— begin EXTRACTED INFORMATION —
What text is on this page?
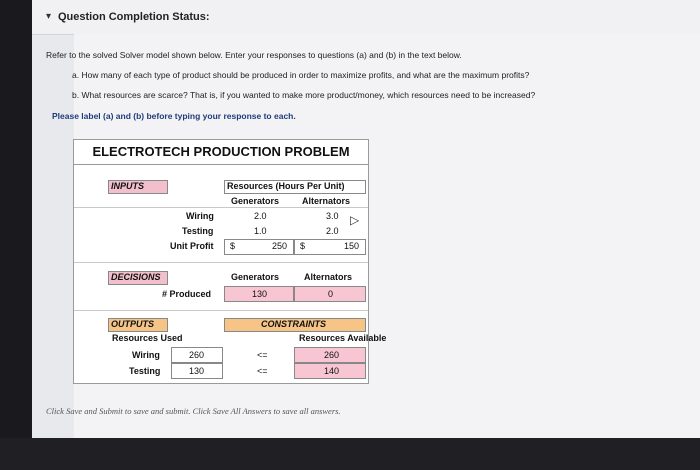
▾ Question Completion Status:
Refer to the solved Solver model shown below. Enter your responses to questions (a) and (b) in the text below.
a. How many of each type of product should be produced in order to maximize profits, and what are the maximum profits?
b. What resources are scarce? That is, if you wanted to make more product/money, which resources need to be increased?
Please label (a) and (b) before typing your response to each.
ELECTROTECH PRODUCTION PROBLEM
INPUTS	Resources (Hours Per Unit)
Generators	Alternators
Wiring	2.0	3.0
Testing	1.0	2.0
Unit Profit $	250 $	150
DECISIONS	Generators	Alternators
# Produced	130	0
OUTPUTS	CONSTRAINTS
Resources Used	Resources Available
Wiring	260	<=	260
Testing	130	<=	140
▷
Click Save and Submit to save and submit. Click Save All Answers to save all answers.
— end EXTRACTED INFORMATION —
GOAL OF THE EXERCISE — Show all lines above holding "Unit".

RESULT OF THE EXERCISE —
INPUTS	Resources (Hours Per Unit)
Unit Profit $	250 $	150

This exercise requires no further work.